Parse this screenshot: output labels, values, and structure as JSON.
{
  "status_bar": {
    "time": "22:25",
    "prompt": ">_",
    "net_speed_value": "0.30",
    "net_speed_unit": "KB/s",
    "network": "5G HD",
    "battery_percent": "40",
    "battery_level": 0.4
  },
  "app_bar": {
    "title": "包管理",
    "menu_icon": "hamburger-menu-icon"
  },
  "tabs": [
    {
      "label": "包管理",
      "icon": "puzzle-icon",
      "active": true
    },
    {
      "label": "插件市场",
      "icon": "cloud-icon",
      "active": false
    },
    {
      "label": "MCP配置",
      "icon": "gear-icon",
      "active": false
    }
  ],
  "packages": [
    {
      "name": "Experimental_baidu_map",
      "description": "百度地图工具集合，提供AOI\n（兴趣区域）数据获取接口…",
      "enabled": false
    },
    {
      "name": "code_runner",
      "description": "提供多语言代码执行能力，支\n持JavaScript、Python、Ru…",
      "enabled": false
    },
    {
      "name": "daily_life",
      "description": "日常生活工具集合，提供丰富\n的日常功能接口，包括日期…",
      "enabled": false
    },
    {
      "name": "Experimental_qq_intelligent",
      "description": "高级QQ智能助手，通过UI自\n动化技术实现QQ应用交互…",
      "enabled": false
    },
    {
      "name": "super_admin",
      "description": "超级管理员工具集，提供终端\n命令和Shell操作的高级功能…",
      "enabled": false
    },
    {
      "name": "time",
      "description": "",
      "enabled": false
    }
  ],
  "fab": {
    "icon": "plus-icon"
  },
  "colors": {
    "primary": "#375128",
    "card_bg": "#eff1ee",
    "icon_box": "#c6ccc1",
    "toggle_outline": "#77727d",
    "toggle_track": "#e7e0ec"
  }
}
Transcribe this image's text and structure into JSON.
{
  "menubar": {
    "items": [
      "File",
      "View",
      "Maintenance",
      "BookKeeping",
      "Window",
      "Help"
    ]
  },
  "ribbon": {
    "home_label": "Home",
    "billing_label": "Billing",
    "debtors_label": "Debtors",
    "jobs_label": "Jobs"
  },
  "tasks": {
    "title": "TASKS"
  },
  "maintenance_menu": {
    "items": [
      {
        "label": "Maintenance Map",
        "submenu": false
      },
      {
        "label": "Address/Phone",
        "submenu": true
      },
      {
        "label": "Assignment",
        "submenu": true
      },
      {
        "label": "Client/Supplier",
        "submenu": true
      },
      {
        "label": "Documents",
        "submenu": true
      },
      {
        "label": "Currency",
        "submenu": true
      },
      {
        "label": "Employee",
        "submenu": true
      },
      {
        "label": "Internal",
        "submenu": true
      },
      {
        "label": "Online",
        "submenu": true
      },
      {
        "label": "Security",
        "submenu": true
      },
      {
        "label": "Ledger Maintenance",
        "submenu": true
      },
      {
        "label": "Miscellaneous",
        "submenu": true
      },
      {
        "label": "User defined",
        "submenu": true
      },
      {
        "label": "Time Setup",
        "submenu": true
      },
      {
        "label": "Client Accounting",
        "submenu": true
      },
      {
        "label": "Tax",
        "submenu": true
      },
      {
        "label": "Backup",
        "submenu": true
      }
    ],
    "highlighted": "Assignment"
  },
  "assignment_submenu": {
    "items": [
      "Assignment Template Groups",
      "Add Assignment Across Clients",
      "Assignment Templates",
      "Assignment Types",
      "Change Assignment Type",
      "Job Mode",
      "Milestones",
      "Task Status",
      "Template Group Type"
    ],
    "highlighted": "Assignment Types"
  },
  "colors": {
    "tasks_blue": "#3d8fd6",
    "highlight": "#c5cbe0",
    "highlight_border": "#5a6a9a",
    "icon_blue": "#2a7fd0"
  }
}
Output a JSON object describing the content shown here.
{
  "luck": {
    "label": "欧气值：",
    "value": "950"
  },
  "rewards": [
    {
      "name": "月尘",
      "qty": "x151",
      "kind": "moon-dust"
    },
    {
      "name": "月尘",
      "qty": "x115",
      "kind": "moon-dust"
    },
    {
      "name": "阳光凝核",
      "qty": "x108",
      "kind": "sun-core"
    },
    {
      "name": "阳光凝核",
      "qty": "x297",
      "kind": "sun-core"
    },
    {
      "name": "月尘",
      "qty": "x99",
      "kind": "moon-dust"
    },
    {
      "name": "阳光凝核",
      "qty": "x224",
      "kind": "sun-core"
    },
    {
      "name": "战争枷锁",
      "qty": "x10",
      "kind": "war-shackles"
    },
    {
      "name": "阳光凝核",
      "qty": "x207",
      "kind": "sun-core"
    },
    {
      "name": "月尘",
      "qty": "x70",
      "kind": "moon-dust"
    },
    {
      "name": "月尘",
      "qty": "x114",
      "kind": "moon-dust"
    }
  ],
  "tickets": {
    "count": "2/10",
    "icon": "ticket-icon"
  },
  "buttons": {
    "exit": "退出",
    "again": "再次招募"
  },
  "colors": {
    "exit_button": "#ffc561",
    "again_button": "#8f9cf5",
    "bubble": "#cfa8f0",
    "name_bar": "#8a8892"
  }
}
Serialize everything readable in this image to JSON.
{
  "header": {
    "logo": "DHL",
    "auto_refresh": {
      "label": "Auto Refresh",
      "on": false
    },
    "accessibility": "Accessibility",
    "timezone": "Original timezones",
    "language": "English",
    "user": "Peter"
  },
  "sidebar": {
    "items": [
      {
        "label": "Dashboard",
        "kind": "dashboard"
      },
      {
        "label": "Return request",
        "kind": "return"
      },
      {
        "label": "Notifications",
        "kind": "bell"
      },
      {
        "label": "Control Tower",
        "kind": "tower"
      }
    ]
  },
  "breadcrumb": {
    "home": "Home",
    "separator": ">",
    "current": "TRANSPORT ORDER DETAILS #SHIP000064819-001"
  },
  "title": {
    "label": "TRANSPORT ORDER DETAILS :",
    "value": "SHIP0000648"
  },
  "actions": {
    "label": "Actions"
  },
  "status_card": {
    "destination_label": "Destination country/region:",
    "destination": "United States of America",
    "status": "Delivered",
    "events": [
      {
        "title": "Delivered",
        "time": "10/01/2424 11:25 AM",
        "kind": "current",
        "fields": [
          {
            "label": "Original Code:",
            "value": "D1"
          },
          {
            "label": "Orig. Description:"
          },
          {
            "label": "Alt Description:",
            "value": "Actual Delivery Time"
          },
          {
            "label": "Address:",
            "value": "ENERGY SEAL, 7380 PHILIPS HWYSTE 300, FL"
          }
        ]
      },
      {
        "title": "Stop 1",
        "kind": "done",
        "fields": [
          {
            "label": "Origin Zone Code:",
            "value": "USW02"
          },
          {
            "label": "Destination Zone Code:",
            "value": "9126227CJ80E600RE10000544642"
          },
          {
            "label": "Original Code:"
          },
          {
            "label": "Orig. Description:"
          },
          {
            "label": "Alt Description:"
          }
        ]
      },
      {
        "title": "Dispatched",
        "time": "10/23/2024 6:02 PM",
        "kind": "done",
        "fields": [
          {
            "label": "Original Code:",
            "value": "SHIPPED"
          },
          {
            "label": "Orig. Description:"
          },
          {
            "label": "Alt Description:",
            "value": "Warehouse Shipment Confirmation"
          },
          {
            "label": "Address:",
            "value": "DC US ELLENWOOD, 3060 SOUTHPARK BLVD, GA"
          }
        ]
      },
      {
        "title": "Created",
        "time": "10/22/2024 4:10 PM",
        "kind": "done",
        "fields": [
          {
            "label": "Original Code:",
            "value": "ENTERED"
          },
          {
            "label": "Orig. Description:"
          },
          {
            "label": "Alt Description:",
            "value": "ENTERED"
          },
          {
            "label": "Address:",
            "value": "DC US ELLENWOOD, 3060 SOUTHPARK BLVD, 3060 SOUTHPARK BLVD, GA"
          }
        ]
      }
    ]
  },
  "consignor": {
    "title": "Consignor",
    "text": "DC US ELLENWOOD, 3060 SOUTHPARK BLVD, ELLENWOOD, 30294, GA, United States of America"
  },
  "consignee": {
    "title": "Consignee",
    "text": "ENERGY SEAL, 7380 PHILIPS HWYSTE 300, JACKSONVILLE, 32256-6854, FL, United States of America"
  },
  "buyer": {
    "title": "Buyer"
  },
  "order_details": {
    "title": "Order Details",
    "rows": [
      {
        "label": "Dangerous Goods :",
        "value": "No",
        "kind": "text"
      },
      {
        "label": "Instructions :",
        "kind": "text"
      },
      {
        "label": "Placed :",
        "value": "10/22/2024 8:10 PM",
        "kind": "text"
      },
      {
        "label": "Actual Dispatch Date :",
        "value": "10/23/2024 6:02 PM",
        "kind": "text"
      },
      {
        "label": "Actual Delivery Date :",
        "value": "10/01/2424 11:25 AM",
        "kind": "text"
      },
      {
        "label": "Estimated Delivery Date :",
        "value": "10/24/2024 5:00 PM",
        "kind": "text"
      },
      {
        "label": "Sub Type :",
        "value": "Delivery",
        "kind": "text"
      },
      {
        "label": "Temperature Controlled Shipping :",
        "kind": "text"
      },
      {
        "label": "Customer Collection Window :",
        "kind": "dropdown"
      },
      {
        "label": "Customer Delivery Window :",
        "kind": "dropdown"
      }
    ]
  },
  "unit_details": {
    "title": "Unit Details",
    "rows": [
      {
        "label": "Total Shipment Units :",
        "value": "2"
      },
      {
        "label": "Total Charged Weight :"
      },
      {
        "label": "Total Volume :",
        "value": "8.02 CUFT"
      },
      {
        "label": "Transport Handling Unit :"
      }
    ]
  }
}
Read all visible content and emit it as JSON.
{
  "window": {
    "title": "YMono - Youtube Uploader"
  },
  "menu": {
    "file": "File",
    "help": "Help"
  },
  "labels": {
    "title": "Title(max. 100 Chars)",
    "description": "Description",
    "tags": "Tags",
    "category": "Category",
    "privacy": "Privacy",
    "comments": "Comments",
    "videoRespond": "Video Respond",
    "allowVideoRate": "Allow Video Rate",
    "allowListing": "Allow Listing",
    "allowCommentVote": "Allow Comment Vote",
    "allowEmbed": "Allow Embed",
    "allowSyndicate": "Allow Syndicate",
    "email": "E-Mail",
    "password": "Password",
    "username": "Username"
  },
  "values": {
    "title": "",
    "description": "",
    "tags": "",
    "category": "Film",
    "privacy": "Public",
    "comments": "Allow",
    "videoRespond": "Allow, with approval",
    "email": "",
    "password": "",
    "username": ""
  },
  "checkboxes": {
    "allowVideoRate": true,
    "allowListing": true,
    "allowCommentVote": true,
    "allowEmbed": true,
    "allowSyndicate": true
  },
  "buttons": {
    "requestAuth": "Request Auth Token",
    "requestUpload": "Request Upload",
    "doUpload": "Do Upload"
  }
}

* * * * *

*To do*
Wherever a line in the data above holds "this", copy that line.

*Reply*
Parse this screenshot: output labels, values, and structure as JSON.
Transcribe this image's text and structure into JSON.
Serialize everything readable in this image to JSON.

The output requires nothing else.